> _Material for this exercise_
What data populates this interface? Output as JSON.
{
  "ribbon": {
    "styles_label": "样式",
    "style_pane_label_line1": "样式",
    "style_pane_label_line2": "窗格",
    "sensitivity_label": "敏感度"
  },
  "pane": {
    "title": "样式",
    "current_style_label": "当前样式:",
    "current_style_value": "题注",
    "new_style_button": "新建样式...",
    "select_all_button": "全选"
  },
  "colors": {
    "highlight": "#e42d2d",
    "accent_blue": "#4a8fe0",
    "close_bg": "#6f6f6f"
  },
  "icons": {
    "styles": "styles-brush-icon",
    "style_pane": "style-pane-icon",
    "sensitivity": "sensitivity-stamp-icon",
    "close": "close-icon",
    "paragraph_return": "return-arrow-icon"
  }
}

* * *

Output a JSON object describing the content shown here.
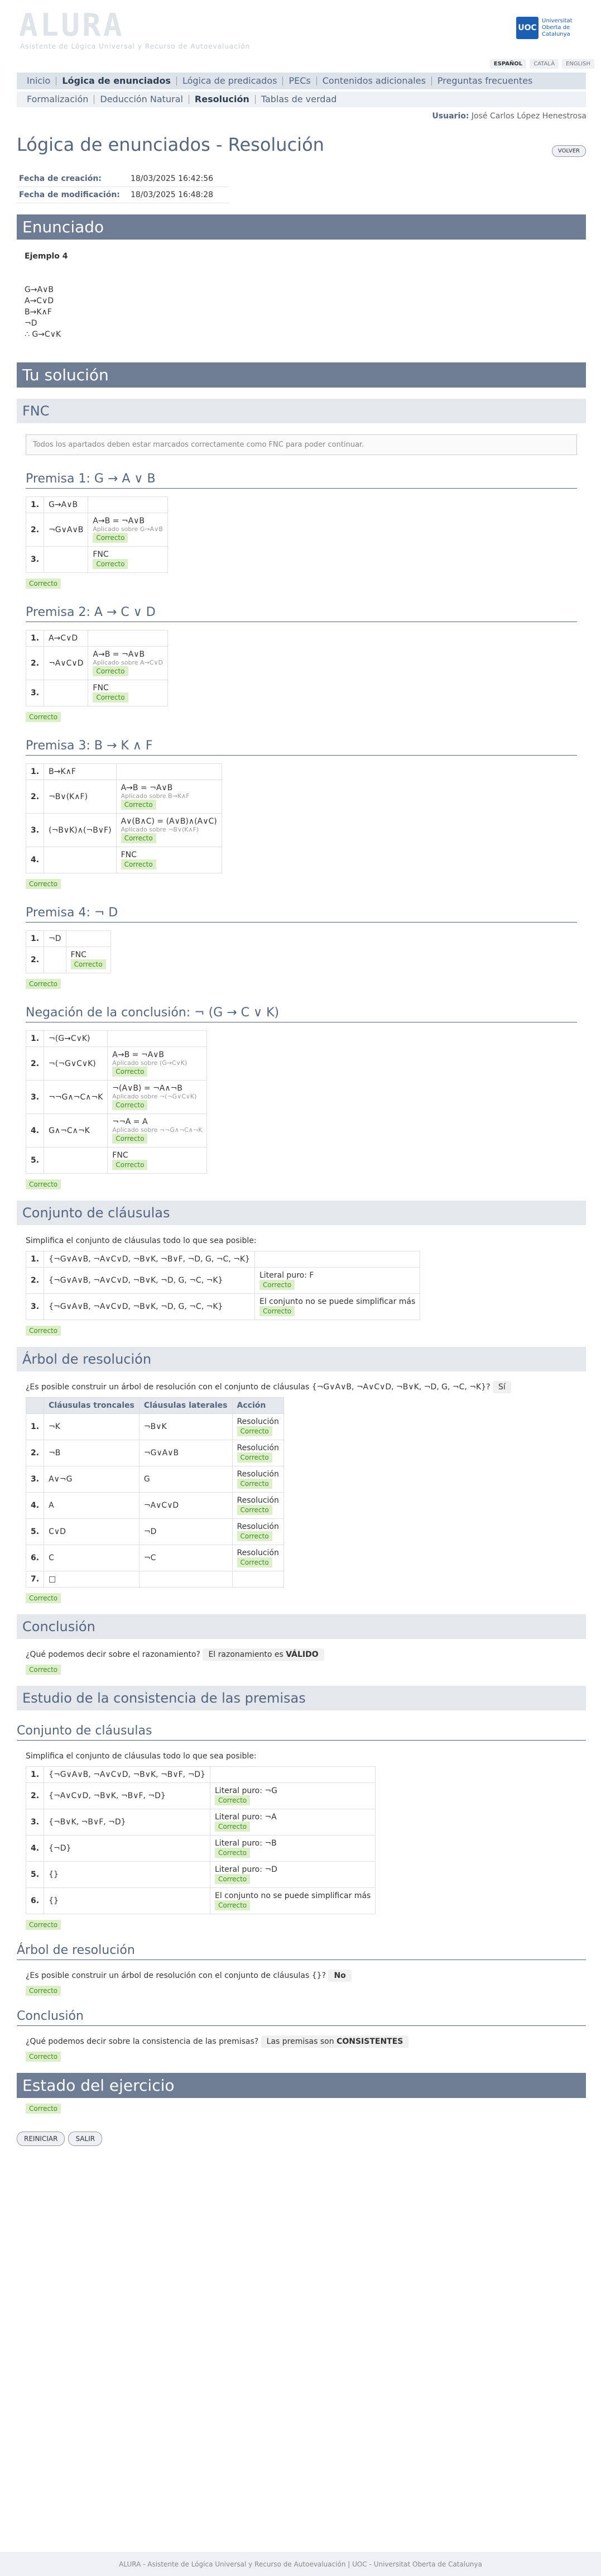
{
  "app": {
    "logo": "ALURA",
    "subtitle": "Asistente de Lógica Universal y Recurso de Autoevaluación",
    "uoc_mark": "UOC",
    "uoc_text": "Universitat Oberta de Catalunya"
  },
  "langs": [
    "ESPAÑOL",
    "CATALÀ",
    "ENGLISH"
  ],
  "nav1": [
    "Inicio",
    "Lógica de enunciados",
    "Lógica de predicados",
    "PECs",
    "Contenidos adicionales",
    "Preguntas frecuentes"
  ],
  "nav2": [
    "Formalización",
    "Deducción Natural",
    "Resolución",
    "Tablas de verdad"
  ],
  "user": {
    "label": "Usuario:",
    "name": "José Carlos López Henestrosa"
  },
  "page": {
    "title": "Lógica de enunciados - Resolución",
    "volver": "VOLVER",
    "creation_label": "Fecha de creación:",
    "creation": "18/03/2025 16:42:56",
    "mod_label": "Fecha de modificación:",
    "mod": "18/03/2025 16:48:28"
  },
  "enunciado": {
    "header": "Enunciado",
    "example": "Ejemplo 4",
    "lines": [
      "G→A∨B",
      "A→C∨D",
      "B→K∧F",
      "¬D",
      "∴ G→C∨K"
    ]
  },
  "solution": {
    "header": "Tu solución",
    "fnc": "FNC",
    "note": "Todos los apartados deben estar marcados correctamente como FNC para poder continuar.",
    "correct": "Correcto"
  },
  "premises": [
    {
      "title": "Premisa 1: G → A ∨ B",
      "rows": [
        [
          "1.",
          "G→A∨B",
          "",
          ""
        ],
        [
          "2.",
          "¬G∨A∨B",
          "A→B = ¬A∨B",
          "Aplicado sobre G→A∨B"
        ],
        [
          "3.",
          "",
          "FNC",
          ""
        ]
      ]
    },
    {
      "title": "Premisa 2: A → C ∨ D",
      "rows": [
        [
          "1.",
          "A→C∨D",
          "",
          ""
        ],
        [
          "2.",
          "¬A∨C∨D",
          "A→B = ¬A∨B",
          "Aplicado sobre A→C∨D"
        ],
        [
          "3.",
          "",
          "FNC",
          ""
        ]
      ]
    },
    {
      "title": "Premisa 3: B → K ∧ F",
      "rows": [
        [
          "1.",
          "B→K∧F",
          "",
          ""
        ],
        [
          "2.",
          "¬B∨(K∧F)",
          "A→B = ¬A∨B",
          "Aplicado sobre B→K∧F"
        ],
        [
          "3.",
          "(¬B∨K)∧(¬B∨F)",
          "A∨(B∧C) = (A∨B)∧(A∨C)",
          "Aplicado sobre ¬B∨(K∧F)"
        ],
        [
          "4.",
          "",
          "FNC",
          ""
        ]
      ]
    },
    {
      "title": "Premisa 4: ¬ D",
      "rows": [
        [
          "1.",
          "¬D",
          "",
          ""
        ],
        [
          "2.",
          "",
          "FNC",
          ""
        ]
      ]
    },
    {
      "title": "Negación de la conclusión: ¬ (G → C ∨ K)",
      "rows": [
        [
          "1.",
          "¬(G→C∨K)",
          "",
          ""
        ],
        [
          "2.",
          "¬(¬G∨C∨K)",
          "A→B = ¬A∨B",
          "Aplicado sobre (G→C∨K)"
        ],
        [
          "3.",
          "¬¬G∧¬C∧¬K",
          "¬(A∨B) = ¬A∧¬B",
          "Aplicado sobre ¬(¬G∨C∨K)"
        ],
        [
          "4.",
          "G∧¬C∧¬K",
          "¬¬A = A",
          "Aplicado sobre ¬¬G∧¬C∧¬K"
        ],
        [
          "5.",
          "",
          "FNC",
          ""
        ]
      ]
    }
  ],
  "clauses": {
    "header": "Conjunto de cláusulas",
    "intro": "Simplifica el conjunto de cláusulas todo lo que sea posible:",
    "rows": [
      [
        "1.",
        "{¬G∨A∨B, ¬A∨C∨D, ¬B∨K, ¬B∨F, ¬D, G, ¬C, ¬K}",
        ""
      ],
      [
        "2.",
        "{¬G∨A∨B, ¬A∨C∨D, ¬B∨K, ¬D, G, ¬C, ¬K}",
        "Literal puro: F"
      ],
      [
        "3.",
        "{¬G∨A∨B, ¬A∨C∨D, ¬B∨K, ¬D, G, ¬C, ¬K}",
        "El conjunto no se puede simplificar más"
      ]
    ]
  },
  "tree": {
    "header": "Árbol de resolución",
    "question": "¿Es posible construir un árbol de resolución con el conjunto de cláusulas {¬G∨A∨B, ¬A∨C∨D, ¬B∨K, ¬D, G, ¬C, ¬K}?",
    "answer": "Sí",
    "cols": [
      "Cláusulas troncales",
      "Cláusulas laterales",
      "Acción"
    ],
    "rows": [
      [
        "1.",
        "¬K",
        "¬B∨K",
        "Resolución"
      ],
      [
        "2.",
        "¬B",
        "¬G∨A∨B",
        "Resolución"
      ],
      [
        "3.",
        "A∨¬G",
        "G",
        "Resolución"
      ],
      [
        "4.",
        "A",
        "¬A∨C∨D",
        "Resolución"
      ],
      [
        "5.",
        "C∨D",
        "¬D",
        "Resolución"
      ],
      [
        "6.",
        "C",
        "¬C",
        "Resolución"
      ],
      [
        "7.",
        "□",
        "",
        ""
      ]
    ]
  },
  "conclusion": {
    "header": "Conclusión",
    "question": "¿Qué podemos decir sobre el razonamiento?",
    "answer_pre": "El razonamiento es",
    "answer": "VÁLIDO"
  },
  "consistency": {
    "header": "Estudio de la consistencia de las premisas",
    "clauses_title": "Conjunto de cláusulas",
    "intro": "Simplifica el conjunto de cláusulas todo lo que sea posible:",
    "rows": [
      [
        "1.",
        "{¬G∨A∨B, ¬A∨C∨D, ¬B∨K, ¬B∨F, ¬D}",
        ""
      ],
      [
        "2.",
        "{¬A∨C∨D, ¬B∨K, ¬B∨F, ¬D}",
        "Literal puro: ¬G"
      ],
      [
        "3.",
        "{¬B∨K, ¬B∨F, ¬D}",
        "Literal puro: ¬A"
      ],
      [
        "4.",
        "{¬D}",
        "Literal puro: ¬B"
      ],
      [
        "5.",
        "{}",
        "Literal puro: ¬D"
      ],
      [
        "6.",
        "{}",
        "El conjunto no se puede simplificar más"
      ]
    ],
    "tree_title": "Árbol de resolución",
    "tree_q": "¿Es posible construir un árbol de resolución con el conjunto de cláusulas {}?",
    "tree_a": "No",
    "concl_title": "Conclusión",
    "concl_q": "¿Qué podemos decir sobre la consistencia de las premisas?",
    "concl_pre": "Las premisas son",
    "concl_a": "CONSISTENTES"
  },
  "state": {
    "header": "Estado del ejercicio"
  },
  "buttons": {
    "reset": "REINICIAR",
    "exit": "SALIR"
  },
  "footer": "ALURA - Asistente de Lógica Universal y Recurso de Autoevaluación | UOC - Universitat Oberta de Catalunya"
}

* * *

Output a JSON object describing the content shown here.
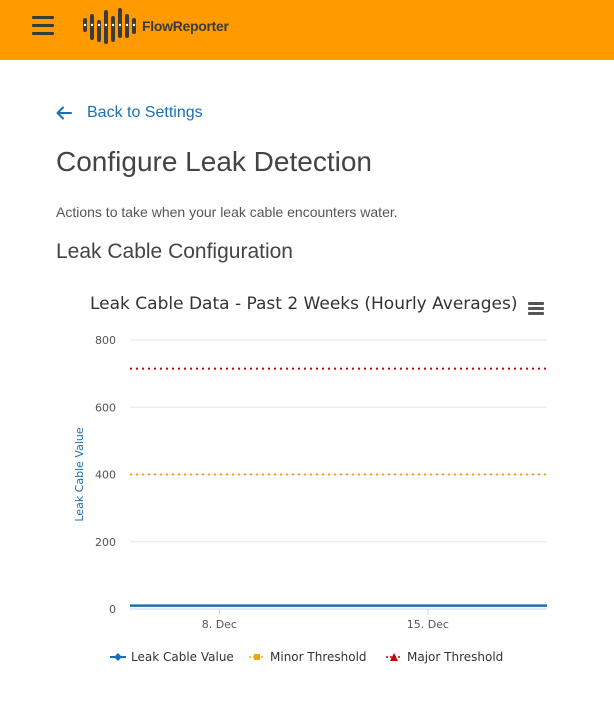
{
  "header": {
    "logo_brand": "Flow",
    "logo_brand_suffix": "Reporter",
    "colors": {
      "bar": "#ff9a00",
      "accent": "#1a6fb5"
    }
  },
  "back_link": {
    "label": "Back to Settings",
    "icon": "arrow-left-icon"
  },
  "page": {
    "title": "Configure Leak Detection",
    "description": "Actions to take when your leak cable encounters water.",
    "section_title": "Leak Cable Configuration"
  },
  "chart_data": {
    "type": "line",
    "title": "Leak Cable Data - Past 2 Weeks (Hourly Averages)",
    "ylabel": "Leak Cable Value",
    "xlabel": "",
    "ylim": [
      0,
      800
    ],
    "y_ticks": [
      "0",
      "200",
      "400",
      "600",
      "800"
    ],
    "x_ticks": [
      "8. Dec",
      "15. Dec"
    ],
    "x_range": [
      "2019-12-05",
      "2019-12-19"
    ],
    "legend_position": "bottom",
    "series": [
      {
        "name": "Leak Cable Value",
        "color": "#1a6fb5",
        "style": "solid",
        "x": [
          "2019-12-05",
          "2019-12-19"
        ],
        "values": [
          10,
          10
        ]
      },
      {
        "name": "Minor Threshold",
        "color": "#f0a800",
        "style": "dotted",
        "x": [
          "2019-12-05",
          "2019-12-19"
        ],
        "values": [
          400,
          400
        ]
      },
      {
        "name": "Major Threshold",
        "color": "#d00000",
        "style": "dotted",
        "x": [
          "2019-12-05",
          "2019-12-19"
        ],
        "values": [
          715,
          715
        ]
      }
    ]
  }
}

> _Set problem_
Find the lines that include the string "ALURA", then copy each of them.

> _Solution to the exercise_
    "logo": "ALURA",
  "footer": "ALURA - Asistente de Lógica Universal y Recurso de Autoevaluación | UOC - Universitat Oberta de Catalunya"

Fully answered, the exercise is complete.